**Exercise task**
State how many lines of the records contain the string "Martin", and give no other information.

----- Records for this exercise

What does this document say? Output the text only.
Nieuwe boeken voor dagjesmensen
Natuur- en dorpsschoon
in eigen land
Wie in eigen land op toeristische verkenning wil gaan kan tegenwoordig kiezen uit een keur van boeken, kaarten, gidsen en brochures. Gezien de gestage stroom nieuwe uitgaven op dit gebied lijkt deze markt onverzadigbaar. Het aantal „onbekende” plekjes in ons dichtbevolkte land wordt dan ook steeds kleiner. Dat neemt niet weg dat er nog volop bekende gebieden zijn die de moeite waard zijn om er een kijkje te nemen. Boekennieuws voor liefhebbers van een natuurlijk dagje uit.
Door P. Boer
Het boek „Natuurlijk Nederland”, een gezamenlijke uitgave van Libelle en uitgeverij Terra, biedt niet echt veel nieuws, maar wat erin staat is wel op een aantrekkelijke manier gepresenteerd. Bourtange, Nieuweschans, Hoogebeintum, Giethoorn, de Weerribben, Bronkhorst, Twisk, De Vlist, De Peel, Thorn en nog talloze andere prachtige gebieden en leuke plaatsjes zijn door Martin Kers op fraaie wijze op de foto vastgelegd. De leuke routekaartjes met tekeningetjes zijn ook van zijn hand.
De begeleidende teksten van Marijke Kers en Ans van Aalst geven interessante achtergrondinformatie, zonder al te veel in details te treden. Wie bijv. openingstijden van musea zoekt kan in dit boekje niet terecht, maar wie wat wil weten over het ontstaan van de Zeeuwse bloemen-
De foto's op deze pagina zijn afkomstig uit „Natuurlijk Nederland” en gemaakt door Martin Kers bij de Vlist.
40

----------

**Result**
2